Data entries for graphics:
◆ ◆ ◆ ◆

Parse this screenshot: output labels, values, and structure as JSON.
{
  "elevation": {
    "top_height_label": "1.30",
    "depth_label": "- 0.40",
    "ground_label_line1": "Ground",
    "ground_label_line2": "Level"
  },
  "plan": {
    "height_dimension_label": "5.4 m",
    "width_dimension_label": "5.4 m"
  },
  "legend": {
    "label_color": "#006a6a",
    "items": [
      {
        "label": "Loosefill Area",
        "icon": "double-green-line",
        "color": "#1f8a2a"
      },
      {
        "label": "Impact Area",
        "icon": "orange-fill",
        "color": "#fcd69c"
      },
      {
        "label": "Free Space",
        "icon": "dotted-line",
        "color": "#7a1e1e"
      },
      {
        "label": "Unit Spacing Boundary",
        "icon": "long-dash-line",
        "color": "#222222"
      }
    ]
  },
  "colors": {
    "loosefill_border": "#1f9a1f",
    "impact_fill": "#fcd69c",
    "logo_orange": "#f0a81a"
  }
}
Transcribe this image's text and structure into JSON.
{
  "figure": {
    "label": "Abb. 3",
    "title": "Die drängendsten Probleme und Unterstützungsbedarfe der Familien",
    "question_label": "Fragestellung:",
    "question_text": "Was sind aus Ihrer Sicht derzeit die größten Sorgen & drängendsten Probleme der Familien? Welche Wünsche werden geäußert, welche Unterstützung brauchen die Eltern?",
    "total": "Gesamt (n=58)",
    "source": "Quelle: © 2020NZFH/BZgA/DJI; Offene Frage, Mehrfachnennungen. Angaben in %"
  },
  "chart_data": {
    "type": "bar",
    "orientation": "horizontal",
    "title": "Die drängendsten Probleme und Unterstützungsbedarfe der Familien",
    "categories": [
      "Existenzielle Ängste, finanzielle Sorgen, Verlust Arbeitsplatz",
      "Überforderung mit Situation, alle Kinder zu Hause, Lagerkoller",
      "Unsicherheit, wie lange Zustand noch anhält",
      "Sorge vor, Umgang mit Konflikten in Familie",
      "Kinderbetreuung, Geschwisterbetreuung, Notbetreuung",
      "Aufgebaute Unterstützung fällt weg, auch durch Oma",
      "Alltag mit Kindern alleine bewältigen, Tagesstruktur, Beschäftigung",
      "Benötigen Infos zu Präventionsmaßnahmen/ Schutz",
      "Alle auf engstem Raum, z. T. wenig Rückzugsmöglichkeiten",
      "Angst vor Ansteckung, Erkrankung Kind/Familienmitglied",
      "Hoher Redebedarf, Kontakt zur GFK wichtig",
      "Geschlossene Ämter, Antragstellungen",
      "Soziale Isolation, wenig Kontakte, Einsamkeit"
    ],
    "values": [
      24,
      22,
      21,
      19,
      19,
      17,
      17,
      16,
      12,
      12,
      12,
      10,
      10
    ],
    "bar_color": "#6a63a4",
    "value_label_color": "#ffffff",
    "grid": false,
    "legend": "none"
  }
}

◆ ◆ ◆ ◆

Work to complete = In the records above, locate each line with the word "JSON". Copy all such lines.

Reply =
Parse this screenshot: output labels, values, and structure as JSON.
Transcribe this image's text and structure into JSON.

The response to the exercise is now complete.